» **Extract**:
++++++++++++++++++++
Adaptive Filters and Stochastic Gradient Descent: One Update Rule, Two Vocabularies

contact@corebaseit.com (Vincent Bevia) — Wed, 29 Apr 2026 10:00:00 +0200

Modern AI is often framed as a clean break from classical engineering. For anyone who has worked in adaptive signal processing, that framing is misleading. The mathematical spine of stochastic gradient descent (SGD) is the same spine that has driven adaptive filters in telecommunications since 1960, and the engineering trade-offs that made LMS-based equalizers and echo cancellers reliable in production map almost directly onto the ones that govern training a deep network today.

This post lays out that mapping carefully. The intent is not poetry. It is to give engineers who came up through DSP a precise translation table into modern ML, and engineers who came up through ML a sense of what fifty years of adaptive filtering literature already settled.
++++++++++++++++++++
» **Collected material**:
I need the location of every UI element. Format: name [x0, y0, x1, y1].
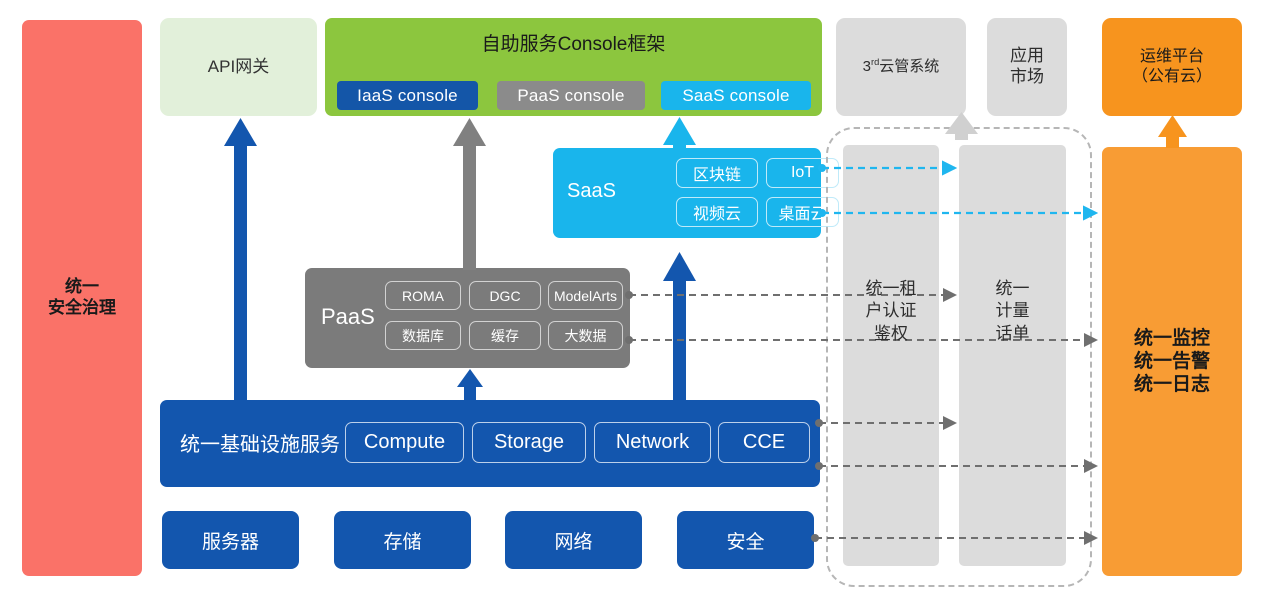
++++++++++++++++++++
Continue the post on adaptive filters and stochastic gradient descent, starting right after its last sentence.

» **Exercise answer**:
A Continuous Lineage, Not a New Beginning

The historical sequence is short and well-documented. Widrow and Hoff formalized the Least Mean Squares (LMS) algorithm in 1960 for the Adaline (Adaptive Linear Neuron). Rumelhart, Hinton, and Williams scaled the same family of error-driven update rules to multi-layer networks with backpropagation in 1986. The vocabulary moved from adaptive filtering to deep learning, but the underlying move — iterative parameter adjustment proportional to error — was continuous across both worlds.

The claim of this post is narrower than “AI came from DSP” and more useful: for a linear model trained on mean squared error, the LMS update is exactly the SGD update. Multi-layer training adds the chain rule on top of that local move; it does not replace it.

LMS as Stochastic Gradient Descent

The LMS update for a linear combiner (FIR filter or single Adaline) is:

$$ \mathbf{w}(n+1) = \mathbf{w}(n) + \mu \, e(n) \, \mathbf{x}(n) $$

with $\mathbf{w}(n)$ the weight vector at step $n$, $\mathbf{x}(n)$ the input vector (tap-delay line in DSP, feature vector in ML), $e(n) = d(n) - y(n)$ the error between the desired response $d(n)$ and the output $y(n) = \mathbf{w}^\top(n)\,\mathbf{x}(n)$, and $\mu$ the step size.

The instantaneous squared error is $\xi(n) = \tfrac{1}{2}e^2(n)$, and its gradient with respect to $\mathbf{w}$ is $-e(n)\,\mathbf{x}(n)$. Substituting that gradient into the standard SGD form recovers the LMS update line for line.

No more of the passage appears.